- [Exercise goal]:
From the listing below, pull out every line where the string "notation" appears.

- [Record extracts]:
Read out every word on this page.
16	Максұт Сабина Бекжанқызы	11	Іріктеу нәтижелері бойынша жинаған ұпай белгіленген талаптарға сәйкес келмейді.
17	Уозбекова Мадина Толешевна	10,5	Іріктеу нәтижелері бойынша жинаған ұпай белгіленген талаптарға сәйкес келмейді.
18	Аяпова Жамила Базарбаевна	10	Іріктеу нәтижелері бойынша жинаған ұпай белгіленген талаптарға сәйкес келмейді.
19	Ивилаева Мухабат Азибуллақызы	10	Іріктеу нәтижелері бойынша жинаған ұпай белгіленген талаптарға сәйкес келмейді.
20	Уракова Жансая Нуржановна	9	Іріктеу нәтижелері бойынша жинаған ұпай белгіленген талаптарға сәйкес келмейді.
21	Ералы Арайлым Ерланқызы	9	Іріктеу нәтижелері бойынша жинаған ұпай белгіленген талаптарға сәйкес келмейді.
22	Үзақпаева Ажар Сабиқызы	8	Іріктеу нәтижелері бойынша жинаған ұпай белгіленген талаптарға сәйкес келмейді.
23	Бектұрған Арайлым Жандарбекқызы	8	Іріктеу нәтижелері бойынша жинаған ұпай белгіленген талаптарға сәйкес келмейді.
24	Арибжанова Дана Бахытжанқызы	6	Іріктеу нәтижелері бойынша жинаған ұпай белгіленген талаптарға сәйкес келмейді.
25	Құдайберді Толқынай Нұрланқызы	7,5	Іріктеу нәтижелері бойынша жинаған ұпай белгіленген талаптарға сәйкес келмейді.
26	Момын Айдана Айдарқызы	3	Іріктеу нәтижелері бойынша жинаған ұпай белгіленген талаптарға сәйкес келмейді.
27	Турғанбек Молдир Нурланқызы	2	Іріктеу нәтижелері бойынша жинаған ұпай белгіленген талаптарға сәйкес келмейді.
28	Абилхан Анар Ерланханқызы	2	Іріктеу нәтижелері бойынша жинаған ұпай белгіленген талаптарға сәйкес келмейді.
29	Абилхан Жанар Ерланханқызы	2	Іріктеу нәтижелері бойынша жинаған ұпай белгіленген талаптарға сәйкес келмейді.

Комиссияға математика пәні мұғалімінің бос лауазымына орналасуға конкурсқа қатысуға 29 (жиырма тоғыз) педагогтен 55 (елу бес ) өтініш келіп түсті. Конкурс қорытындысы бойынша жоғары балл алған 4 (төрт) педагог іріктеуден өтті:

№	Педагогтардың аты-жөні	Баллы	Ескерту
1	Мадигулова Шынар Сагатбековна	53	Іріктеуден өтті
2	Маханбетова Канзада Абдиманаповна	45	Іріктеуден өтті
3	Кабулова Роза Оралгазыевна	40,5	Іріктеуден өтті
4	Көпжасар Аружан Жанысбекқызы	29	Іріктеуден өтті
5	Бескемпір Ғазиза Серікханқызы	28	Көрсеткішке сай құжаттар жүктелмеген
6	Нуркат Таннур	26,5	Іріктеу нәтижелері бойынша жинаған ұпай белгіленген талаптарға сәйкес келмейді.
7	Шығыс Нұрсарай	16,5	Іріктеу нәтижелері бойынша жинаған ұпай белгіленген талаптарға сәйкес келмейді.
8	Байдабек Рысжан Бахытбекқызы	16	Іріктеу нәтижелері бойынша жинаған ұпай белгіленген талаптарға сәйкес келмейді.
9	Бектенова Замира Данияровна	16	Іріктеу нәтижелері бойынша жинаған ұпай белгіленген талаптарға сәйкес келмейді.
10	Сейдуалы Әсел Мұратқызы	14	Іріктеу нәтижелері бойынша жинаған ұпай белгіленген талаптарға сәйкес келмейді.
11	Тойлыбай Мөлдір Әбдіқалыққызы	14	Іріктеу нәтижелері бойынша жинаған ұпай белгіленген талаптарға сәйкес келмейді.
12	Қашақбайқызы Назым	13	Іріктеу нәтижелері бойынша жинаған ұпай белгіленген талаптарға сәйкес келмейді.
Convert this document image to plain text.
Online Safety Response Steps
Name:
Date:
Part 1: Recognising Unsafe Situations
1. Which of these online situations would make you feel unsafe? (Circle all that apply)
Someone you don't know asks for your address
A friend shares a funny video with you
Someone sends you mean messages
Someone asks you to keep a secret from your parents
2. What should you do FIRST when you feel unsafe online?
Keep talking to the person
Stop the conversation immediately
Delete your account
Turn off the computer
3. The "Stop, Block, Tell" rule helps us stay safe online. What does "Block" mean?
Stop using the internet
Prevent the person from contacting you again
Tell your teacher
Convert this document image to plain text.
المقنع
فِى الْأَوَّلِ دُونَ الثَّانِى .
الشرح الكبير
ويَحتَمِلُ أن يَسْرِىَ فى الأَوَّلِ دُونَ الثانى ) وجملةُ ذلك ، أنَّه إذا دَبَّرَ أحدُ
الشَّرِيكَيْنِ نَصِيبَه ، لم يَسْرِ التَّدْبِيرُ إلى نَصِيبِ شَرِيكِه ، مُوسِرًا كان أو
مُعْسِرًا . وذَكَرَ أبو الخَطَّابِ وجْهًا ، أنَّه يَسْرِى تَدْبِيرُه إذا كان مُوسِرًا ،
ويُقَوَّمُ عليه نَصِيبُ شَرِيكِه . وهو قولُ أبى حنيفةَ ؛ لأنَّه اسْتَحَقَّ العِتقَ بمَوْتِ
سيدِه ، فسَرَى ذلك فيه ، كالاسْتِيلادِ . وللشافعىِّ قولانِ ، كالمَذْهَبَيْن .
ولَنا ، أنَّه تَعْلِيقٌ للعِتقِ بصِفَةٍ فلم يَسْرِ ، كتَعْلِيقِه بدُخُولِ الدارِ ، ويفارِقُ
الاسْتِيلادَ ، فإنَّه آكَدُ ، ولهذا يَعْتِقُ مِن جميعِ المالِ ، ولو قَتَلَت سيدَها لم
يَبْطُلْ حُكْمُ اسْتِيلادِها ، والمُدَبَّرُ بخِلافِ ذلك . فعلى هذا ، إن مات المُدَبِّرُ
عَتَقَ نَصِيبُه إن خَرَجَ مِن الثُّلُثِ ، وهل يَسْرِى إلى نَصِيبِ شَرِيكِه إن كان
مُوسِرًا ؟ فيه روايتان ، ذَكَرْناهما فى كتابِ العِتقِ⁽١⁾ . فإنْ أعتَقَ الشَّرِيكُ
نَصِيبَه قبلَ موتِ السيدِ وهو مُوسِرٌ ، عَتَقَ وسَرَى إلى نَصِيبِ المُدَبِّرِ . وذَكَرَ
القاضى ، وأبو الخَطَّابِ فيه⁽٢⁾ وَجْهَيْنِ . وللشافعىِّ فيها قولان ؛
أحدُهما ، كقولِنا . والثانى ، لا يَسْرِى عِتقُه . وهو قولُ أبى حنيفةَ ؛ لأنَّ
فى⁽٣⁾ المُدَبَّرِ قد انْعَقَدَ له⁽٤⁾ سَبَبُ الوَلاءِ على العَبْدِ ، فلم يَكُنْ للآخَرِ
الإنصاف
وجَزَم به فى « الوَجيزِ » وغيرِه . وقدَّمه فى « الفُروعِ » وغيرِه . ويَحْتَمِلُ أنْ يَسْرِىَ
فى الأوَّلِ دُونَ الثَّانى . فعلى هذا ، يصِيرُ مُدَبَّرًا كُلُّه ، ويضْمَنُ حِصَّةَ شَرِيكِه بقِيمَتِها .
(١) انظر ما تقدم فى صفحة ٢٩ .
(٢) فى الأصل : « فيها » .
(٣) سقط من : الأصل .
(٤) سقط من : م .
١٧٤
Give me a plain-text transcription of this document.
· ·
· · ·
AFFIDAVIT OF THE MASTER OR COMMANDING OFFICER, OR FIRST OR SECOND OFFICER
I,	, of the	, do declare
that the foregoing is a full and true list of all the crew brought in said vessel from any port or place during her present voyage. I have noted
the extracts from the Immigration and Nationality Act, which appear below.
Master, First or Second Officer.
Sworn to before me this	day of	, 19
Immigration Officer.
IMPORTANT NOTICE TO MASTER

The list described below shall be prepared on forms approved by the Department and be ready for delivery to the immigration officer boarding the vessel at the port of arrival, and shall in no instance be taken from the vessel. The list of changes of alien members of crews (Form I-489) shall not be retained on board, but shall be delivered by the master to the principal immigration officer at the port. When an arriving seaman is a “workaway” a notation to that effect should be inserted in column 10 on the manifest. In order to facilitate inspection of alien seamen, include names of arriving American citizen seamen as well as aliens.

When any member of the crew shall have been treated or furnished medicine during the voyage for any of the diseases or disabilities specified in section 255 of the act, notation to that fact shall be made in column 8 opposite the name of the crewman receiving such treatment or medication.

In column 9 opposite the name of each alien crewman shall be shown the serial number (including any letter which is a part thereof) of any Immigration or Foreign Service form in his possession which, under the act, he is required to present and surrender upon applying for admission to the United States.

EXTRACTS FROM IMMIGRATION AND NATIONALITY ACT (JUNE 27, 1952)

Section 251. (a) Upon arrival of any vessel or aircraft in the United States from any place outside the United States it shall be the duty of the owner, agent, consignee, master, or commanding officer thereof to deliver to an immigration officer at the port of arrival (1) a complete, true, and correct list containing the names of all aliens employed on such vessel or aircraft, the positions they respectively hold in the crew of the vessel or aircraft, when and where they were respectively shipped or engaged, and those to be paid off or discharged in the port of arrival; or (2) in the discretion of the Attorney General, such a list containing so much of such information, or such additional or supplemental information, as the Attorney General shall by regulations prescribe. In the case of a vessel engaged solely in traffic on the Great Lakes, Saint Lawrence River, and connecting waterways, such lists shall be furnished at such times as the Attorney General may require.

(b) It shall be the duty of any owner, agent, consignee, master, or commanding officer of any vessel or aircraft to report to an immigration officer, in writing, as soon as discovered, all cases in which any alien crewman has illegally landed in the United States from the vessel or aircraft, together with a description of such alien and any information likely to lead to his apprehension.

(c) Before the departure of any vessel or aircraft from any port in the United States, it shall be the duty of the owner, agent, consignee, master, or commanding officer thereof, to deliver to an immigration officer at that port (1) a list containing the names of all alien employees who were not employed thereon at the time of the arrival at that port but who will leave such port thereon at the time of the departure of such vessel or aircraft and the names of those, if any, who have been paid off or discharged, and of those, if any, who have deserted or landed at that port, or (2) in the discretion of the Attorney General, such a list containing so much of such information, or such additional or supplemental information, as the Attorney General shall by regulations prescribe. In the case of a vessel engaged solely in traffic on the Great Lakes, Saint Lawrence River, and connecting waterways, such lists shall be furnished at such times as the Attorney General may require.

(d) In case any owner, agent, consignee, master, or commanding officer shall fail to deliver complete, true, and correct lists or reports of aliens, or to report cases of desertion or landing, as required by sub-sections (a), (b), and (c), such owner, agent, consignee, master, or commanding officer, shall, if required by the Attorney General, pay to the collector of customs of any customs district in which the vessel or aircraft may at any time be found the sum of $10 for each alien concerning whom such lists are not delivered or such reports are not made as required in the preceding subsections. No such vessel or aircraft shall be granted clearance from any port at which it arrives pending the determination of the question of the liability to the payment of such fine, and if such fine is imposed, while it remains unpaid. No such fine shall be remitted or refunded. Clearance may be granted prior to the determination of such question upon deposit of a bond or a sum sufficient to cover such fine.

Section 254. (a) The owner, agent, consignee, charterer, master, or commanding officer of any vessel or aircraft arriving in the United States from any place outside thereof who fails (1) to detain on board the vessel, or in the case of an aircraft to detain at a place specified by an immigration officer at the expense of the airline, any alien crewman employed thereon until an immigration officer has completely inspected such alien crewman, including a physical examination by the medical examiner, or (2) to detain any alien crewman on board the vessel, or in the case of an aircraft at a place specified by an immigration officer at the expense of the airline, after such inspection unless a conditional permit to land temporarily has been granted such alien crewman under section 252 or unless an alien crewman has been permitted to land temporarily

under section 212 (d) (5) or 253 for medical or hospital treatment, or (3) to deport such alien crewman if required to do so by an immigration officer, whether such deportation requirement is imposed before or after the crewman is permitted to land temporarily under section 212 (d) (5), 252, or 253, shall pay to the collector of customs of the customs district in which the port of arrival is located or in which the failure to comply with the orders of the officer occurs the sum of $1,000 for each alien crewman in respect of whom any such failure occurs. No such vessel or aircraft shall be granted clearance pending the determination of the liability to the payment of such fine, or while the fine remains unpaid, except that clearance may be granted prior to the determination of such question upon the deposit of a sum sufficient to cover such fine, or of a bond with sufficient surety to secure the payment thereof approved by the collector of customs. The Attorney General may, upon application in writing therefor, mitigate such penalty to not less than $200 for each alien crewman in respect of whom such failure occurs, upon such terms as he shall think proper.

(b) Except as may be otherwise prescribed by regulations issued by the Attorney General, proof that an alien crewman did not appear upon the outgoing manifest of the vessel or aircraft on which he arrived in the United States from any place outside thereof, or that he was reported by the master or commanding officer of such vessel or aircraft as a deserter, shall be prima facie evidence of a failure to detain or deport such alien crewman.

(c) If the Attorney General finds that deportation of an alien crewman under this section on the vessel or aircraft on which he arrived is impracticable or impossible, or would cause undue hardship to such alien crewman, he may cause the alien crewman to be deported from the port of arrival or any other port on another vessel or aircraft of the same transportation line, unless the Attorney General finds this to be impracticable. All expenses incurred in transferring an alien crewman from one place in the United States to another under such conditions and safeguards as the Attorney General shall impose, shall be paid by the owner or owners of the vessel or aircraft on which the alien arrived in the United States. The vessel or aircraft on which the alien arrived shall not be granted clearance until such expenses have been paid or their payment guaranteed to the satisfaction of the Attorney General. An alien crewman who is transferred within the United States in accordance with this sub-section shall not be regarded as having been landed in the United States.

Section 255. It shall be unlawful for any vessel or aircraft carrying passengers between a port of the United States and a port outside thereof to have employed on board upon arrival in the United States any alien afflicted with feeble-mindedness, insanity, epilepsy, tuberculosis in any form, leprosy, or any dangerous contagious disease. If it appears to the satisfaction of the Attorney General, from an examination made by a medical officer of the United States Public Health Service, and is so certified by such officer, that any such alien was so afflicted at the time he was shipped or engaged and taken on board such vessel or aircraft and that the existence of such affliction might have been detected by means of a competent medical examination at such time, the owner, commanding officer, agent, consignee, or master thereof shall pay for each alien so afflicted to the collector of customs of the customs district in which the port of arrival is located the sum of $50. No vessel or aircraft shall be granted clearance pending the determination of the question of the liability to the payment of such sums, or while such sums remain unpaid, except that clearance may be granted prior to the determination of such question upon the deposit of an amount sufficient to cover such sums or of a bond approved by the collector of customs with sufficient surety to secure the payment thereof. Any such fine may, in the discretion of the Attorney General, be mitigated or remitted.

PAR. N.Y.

- [Task output]:
The list described below shall be prepared on forms approved by the Department and be ready for delivery to the immigration officer boarding the vessel at the port of arrival, and shall in no instance be taken from the vessel. The list of changes of alien members of crews (Form I-489) shall not be retained on board, but shall be delivered by the master to the principal immigration officer at the port. When an arriving seaman is a “workaway” a notation to that effect should be inserted in column 10 on the manifest. In order to facilitate inspection of alien seamen, include names of arriving American citizen seamen as well as aliens.
When any member of the crew shall have been treated or furnished medicine during the voyage for any of the diseases or disabilities specified in section 255 of the act, notation to that fact shall be made in column 8 opposite the name of the crewman receiving such treatment or medication.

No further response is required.